— Exercise —
Every record should be copied exactly, except that pictures are to be omitted.

* Begin Records for this exercise *

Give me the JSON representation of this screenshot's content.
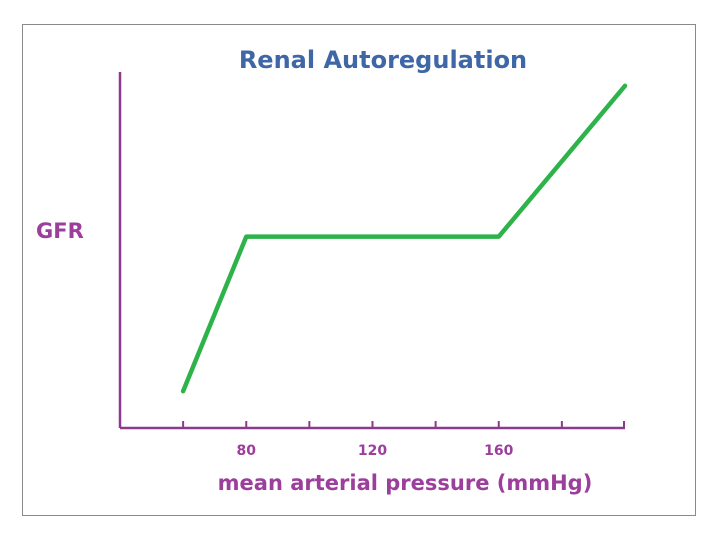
{
  "chart_data": {
    "type": "line",
    "title": "Renal Autoregulation",
    "xlabel": "mean arterial pressure (mmHg)",
    "ylabel": "GFR",
    "xlim": [
      40,
      200
    ],
    "ylim": [
      0,
      10
    ],
    "x_ticks": [
      60,
      80,
      100,
      120,
      140,
      160,
      180,
      200
    ],
    "x_tick_labels": [
      {
        "value": 80,
        "label": "80"
      },
      {
        "value": 120,
        "label": "120"
      },
      {
        "value": 160,
        "label": "160"
      }
    ],
    "grid": false,
    "legend": "none",
    "series": [
      {
        "color": "#2db34a",
        "points": [
          {
            "x": 60,
            "y": 1.0
          },
          {
            "x": 80,
            "y": 5.2
          },
          {
            "x": 160,
            "y": 5.2
          },
          {
            "x": 200,
            "y": 9.3
          }
        ]
      }
    ],
    "colors": {
      "axis": "#8c3a8c",
      "title": "#3f67a8",
      "labels": "#9c3e9c",
      "frame": "#8a8a8a"
    }
  }
}
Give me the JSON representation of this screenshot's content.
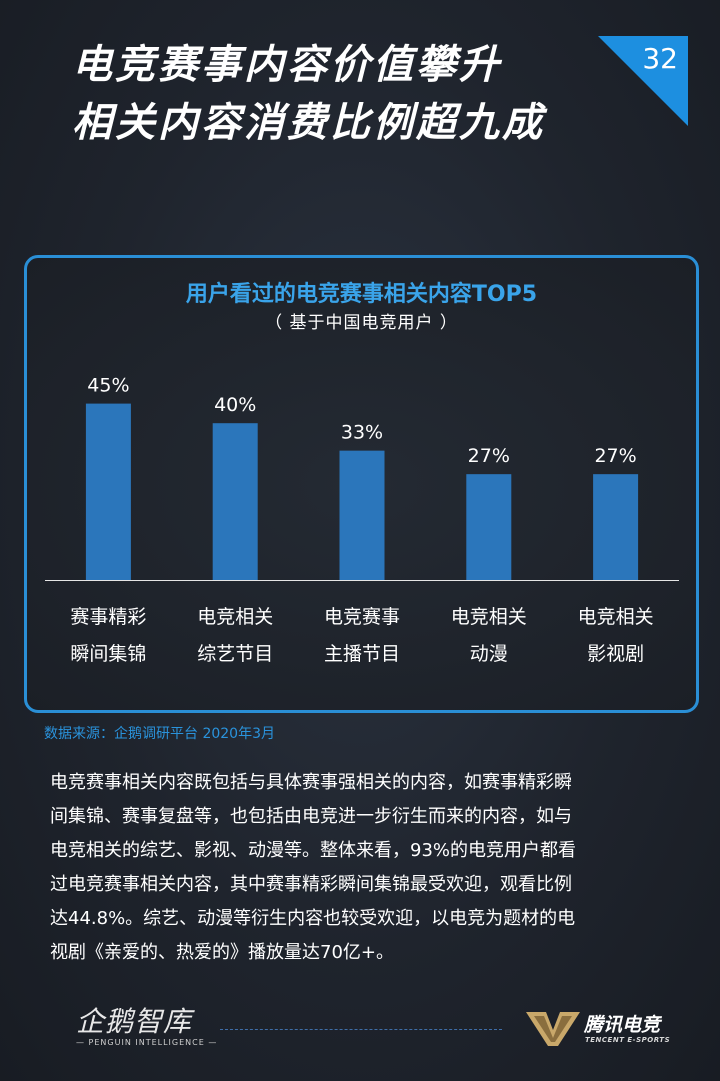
{
  "page": {
    "title_lines": [
      "电竞赛事内容价值攀升",
      "相关内容消费比例超九成"
    ],
    "page_number": "32"
  },
  "colors": {
    "accent_blue": "#2a8fd6",
    "bar_blue": "#2b76bb",
    "chart_title_blue": "#3aa4ea",
    "source_blue": "#2a93dc"
  },
  "chart_data": {
    "type": "bar",
    "title": "用户看过的电竞赛事相关内容TOP5",
    "subtitle": "（ 基于中国电竞用户 ）",
    "categories": [
      [
        "赛事精彩",
        "瞬间集锦"
      ],
      [
        "电竞相关",
        "综艺节目"
      ],
      [
        "电竞赛事",
        "主播节目"
      ],
      [
        "电竞相关",
        "动漫"
      ],
      [
        "电竞相关",
        "影视剧"
      ]
    ],
    "values": [
      45,
      40,
      33,
      27,
      27
    ],
    "value_labels": [
      "45%",
      "40%",
      "33%",
      "27%",
      "27%"
    ],
    "unit": "%",
    "ylim": [
      0,
      50
    ],
    "grid": false,
    "legend": "none"
  },
  "source": "数据来源：企鹅调研平台  2020年3月",
  "body_lines": [
    "电竞赛事相关内容既包括与具体赛事强相关的内容，如赛事精彩瞬",
    "间集锦、赛事复盘等，也包括由电竞进一步衍生而来的内容，如与",
    "电竞相关的综艺、影视、动漫等。整体来看，93%的电竞用户都看",
    "过电竞赛事相关内容，其中赛事精彩瞬间集锦最受欢迎，观看比例",
    "达44.8%。综艺、动漫等衍生内容也较受欢迎，以电竞为题材的电",
    "视剧《亲爱的、热爱的》播放量达70亿+。"
  ],
  "footer": {
    "left_logo_text": "企鹅智库",
    "left_logo_sub": "— PENGUIN INTELLIGENCE —",
    "right_logo_text": "腾讯电竞",
    "right_logo_sub": "TENCENT E-SPORTS"
  }
}
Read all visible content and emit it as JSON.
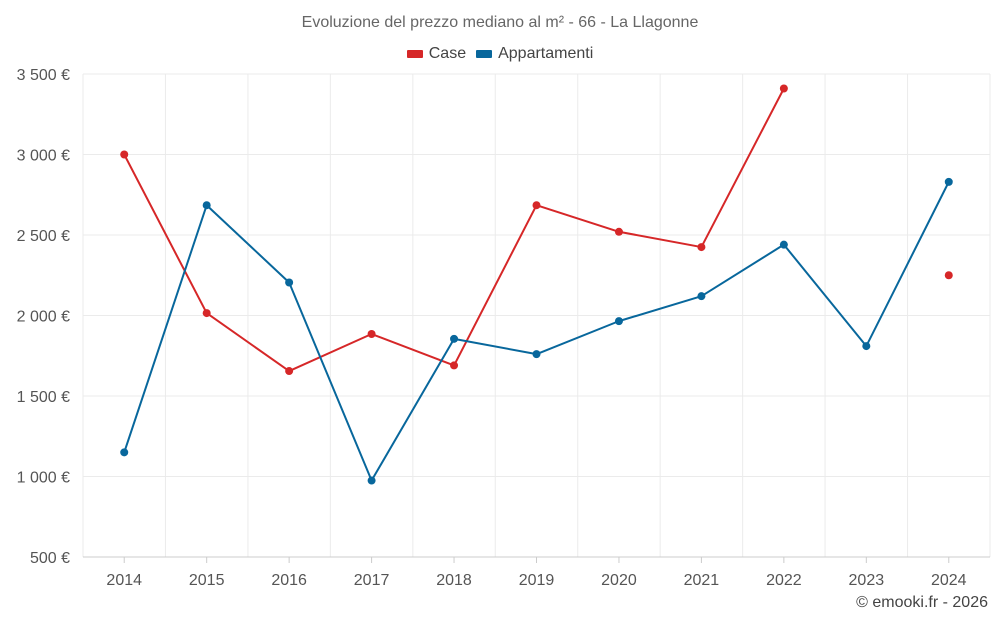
{
  "title": "Evoluzione del prezzo mediano al m² - 66 - La Llagonne",
  "credit": "© emooki.fr - 2026",
  "colors": {
    "case": "#d62728",
    "appartamenti": "#08679c",
    "grid": "#ebebeb",
    "axis": "#cccccc",
    "tick_text": "#555555"
  },
  "chart_data": {
    "type": "line",
    "title": "Evoluzione del prezzo mediano al m² - 66 - La Llagonne",
    "xlabel": "",
    "ylabel": "",
    "categories": [
      "2014",
      "2015",
      "2016",
      "2017",
      "2018",
      "2019",
      "2020",
      "2021",
      "2022",
      "2023",
      "2024"
    ],
    "ylim": [
      500,
      3500
    ],
    "yticks": [
      500,
      1000,
      1500,
      2000,
      2500,
      3000,
      3500
    ],
    "ytick_labels": [
      "500 €",
      "1 000 €",
      "1 500 €",
      "2 000 €",
      "2 500 €",
      "3 000 €",
      "3 500 €"
    ],
    "legend_position": "top-center",
    "grid": true,
    "series": [
      {
        "name": "Case",
        "color": "#d62728",
        "values": [
          3000,
          2015,
          1655,
          1885,
          1690,
          2685,
          2520,
          2425,
          3410,
          null,
          2250
        ]
      },
      {
        "name": "Appartamenti",
        "color": "#08679c",
        "values": [
          1150,
          2685,
          2205,
          975,
          1855,
          1760,
          1965,
          2120,
          2440,
          1810,
          2830
        ]
      }
    ]
  }
}
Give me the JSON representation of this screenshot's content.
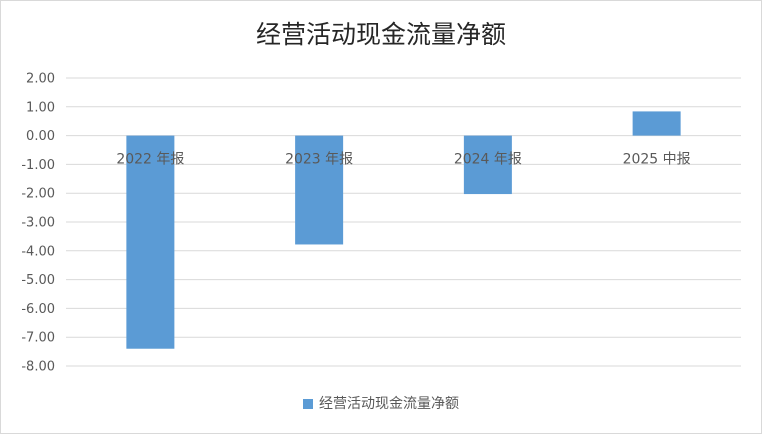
{
  "chart_data": {
    "type": "bar",
    "title": "经营活动现金流量净额",
    "categories": [
      "2022 年报",
      "2023 年报",
      "2024 年报",
      "2025 中报"
    ],
    "series": [
      {
        "name": "经营活动现金流量净额",
        "values": [
          -7.4,
          -3.78,
          -2.03,
          0.84
        ]
      }
    ],
    "ylim": [
      -8,
      2
    ],
    "ytick_labels": [
      "2.00",
      "1.00",
      "0.00",
      "-1.00",
      "-2.00",
      "-3.00",
      "-4.00",
      "-5.00",
      "-6.00",
      "-7.00",
      "-8.00"
    ],
    "grid": true,
    "legend_position": "bottom",
    "bar_color": "#5b9bd5",
    "grid_color": "#d9d9d9"
  }
}
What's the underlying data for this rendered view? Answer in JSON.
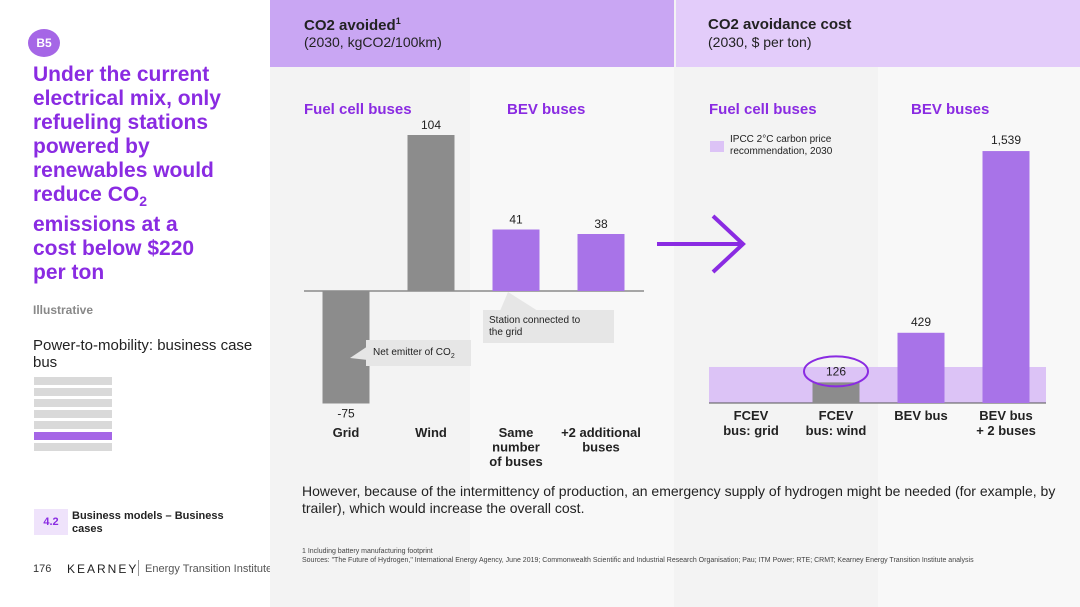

* End Records for this exercise *

— Reply —
Give me the JSON representation of this screenshot's content.
{
  "chart_data": {
    "type": "line",
    "title": "Renal Autoregulation",
    "xlabel": "mean arterial pressure (mmHg)",
    "ylabel": "GFR",
    "xlim": [
      40,
      200
    ],
    "ylim": [
      0,
      10
    ],
    "x_ticks": [
      60,
      80,
      100,
      120,
      140,
      160,
      180,
      200
    ],
    "x_tick_labels": [
      {
        "value": 80,
        "label": "80"
      },
      {
        "value": 120,
        "label": "120"
      },
      {
        "value": 160,
        "label": "160"
      }
    ],
    "grid": false,
    "legend": "none",
    "series": [
      {
        "color": "#2db34a",
        "points": [
          {
            "x": 60,
            "y": 1.0
          },
          {
            "x": 80,
            "y": 5.2
          },
          {
            "x": 160,
            "y": 5.2
          },
          {
            "x": 200,
            "y": 9.3
          }
        ]
      }
    ],
    "colors": {
      "axis": "#8c3a8c",
      "title": "#3f67a8",
      "labels": "#9c3e9c",
      "frame": "#8a8a8a"
    }
  }
}
Give me the JSON representation of this screenshot's content.
{
  "page": {
    "title_lines": [
      "电竞赛事内容价值攀升",
      "相关内容消费比例超九成"
    ],
    "page_number": "32"
  },
  "colors": {
    "accent_blue": "#2a8fd6",
    "bar_blue": "#2b76bb",
    "chart_title_blue": "#3aa4ea",
    "source_blue": "#2a93dc"
  },
  "chart_data": {
    "type": "bar",
    "title": "用户看过的电竞赛事相关内容TOP5",
    "subtitle": "（ 基于中国电竞用户 ）",
    "categories": [
      [
        "赛事精彩",
        "瞬间集锦"
      ],
      [
        "电竞相关",
        "综艺节目"
      ],
      [
        "电竞赛事",
        "主播节目"
      ],
      [
        "电竞相关",
        "动漫"
      ],
      [
        "电竞相关",
        "影视剧"
      ]
    ],
    "values": [
      45,
      40,
      33,
      27,
      27
    ],
    "value_labels": [
      "45%",
      "40%",
      "33%",
      "27%",
      "27%"
    ],
    "unit": "%",
    "ylim": [
      0,
      50
    ],
    "grid": false,
    "legend": "none"
  },
  "source": "数据来源：企鹅调研平台  2020年3月",
  "body_lines": [
    "电竞赛事相关内容既包括与具体赛事强相关的内容，如赛事精彩瞬",
    "间集锦、赛事复盘等，也包括由电竞进一步衍生而来的内容，如与",
    "电竞相关的综艺、影视、动漫等。整体来看，93%的电竞用户都看",
    "过电竞赛事相关内容，其中赛事精彩瞬间集锦最受欢迎，观看比例",
    "达44.8%。综艺、动漫等衍生内容也较受欢迎，以电竞为题材的电",
    "视剧《亲爱的、热爱的》播放量达70亿+。"
  ],
  "footer": {
    "left_logo_text": "企鹅智库",
    "left_logo_sub": "— PENGUIN INTELLIGENCE —",
    "right_logo_text": "腾讯电竞",
    "right_logo_sub": "TENCENT E-SPORTS"
  }
}
Read all visible content and emit it as JSON.
{
  "title": "Evoluzione del prezzo mediano al m² - 66 - La Llagonne",
  "credit": "© emooki.fr - 2026",
  "colors": {
    "case": "#d62728",
    "appartamenti": "#08679c",
    "grid": "#ebebeb",
    "axis": "#cccccc",
    "tick_text": "#555555"
  },
  "chart_data": {
    "type": "line",
    "title": "Evoluzione del prezzo mediano al m² - 66 - La Llagonne",
    "xlabel": "",
    "ylabel": "",
    "categories": [
      "2014",
      "2015",
      "2016",
      "2017",
      "2018",
      "2019",
      "2020",
      "2021",
      "2022",
      "2023",
      "2024"
    ],
    "ylim": [
      500,
      3500
    ],
    "yticks": [
      500,
      1000,
      1500,
      2000,
      2500,
      3000,
      3500
    ],
    "ytick_labels": [
      "500 €",
      "1 000 €",
      "1 500 €",
      "2 000 €",
      "2 500 €",
      "3 000 €",
      "3 500 €"
    ],
    "legend_position": "top-center",
    "grid": true,
    "series": [
      {
        "name": "Case",
        "color": "#d62728",
        "values": [
          3000,
          2015,
          1655,
          1885,
          1690,
          2685,
          2520,
          2425,
          3410,
          null,
          2250
        ]
      },
      {
        "name": "Appartamenti",
        "color": "#08679c",
        "values": [
          1150,
          2685,
          2205,
          975,
          1855,
          1760,
          1965,
          2120,
          2440,
          1810,
          2830
        ]
      }
    ]
  }
}
Give me the JSON representation of this screenshot's content.
{
  "chart_data": {
    "type": "bar",
    "title": "经营活动现金流量净额",
    "categories": [
      "2022 年报",
      "2023 年报",
      "2024 年报",
      "2025 中报"
    ],
    "series": [
      {
        "name": "经营活动现金流量净额",
        "values": [
          -7.4,
          -3.78,
          -2.03,
          0.84
        ]
      }
    ],
    "ylim": [
      -8,
      2
    ],
    "ytick_labels": [
      "2.00",
      "1.00",
      "0.00",
      "-1.00",
      "-2.00",
      "-3.00",
      "-4.00",
      "-5.00",
      "-6.00",
      "-7.00",
      "-8.00"
    ],
    "grid": true,
    "legend_position": "bottom",
    "bar_color": "#5b9bd5",
    "grid_color": "#d9d9d9"
  }
}
What's the underlying data for this rendered view? Answer in JSON.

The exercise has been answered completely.